→ **Exercise material**:
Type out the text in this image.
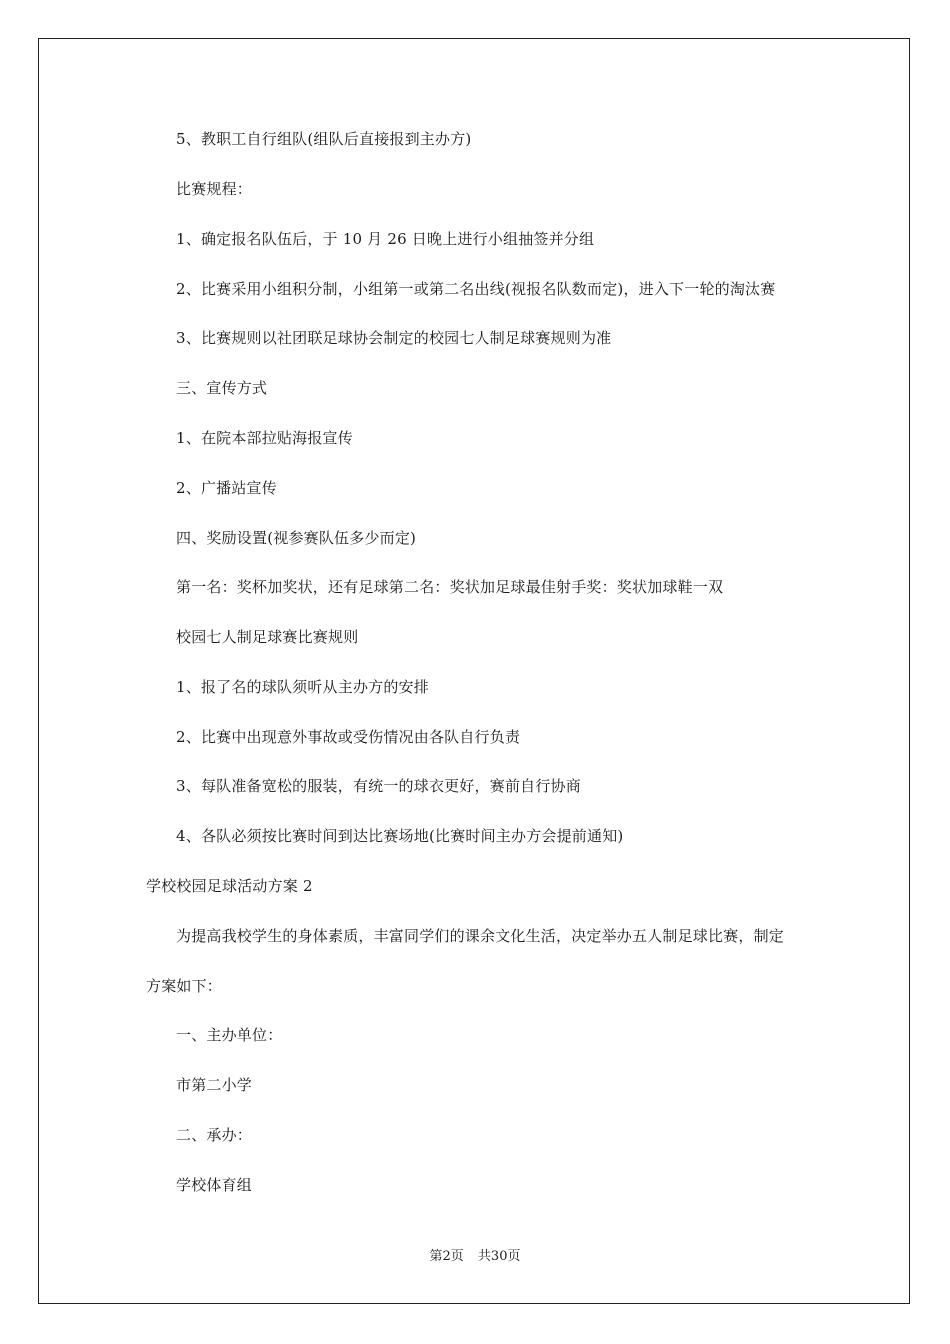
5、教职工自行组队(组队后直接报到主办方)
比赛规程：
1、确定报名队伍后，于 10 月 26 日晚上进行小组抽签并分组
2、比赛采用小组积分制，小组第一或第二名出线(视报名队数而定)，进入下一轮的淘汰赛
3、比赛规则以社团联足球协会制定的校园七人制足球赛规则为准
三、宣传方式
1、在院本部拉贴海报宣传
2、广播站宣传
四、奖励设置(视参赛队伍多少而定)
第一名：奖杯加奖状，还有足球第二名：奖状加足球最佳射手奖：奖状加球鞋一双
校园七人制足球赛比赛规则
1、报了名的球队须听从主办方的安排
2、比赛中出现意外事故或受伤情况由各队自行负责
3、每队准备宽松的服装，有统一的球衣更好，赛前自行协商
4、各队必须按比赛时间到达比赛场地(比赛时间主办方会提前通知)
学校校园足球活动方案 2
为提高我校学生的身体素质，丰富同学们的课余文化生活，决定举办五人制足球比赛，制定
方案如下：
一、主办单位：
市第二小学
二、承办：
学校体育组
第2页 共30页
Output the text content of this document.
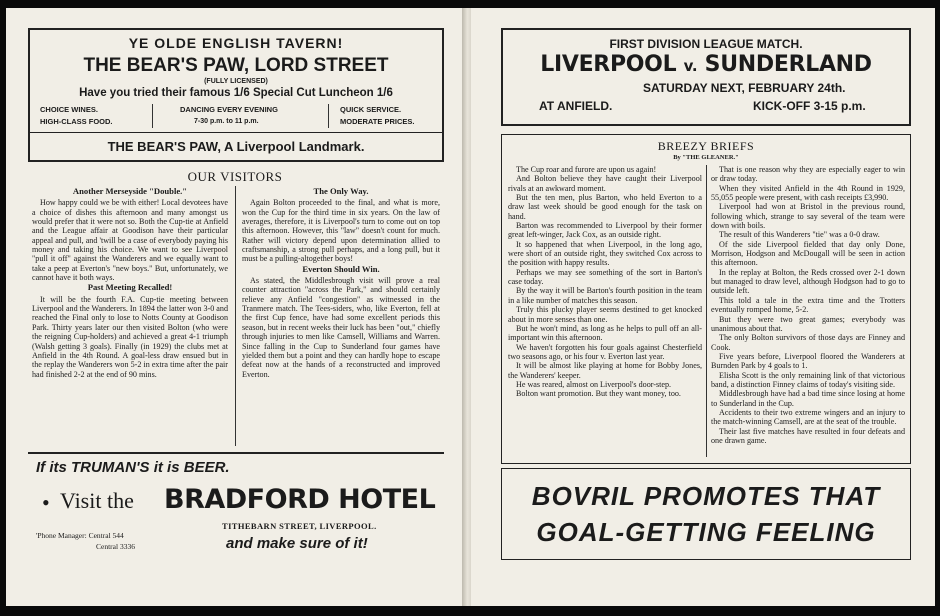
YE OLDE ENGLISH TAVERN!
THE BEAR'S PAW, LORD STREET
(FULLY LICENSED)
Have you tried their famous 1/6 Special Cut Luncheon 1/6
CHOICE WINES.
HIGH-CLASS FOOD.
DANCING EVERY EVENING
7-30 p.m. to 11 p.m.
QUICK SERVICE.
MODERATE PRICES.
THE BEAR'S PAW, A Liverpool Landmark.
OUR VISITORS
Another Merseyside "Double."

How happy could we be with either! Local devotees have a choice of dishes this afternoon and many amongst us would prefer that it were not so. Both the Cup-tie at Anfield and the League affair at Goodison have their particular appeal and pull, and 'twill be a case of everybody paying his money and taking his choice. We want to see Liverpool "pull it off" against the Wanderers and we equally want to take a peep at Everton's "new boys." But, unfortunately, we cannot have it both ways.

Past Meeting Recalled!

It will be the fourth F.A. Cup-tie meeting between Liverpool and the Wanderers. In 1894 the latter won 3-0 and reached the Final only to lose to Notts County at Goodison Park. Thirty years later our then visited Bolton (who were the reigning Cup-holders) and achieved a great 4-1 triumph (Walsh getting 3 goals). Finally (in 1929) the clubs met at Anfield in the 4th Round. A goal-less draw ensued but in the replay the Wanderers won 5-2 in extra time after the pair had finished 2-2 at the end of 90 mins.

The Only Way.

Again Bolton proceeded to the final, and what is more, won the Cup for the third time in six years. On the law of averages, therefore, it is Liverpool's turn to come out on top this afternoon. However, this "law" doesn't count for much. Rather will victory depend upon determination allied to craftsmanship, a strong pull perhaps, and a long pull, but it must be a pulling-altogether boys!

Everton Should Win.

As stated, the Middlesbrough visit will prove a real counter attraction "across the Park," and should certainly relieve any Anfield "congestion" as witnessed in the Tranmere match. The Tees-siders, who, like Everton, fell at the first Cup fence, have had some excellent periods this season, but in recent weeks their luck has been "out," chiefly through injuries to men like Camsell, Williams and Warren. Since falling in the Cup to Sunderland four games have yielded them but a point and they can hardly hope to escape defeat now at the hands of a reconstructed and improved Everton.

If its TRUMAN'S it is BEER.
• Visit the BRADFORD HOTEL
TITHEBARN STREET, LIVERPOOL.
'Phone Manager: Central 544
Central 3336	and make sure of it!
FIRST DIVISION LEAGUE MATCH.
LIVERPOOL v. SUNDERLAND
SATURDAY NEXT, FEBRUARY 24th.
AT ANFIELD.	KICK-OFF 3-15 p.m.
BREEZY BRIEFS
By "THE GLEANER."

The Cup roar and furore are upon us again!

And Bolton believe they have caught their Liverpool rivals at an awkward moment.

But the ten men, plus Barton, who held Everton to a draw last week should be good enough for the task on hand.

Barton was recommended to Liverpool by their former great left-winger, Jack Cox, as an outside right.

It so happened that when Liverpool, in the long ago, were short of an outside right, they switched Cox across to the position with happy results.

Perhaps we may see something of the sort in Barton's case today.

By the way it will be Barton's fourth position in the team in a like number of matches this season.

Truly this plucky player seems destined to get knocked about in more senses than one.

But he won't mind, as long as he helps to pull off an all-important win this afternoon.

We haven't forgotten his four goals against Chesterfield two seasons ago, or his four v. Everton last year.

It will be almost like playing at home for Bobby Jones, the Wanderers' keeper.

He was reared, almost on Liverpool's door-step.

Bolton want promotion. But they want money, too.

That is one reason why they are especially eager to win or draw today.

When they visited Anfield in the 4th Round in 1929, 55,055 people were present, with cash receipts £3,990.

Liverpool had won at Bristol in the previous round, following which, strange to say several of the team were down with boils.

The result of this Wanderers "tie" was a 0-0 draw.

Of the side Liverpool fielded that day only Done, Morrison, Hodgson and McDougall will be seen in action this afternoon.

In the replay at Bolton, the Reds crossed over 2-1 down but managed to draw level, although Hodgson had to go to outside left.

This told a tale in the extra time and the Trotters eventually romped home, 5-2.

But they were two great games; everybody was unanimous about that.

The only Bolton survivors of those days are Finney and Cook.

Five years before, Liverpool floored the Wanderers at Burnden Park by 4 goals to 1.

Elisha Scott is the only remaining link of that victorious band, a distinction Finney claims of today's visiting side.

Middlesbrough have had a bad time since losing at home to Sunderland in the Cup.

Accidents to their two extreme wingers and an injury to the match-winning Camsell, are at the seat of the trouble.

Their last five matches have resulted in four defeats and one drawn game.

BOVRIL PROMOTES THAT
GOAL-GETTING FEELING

→ **What to work on**: Using the listing above, pull out all lines that hold the word "across".

→ **Written reply**:
As stated, the Middlesbrough visit will prove a real counter attraction "across the Park," and should certainly relieve any Anfield "congestion" as witnessed in the Tranmere match. The Tees-siders, who, like Everton, fell at the first Cup fence, have had some excellent periods this season, but in recent weeks their luck has been "out," chiefly through injuries to men like Camsell, Williams and Warren. Since falling in the Cup to Sunderland four games have yielded them but a point and they can hardly hope to escape defeat now at the hands of a reconstructed and improved Everton.
It so happened that when Liverpool, in the long ago, were short of an outside right, they switched Cox across to the position with happy results.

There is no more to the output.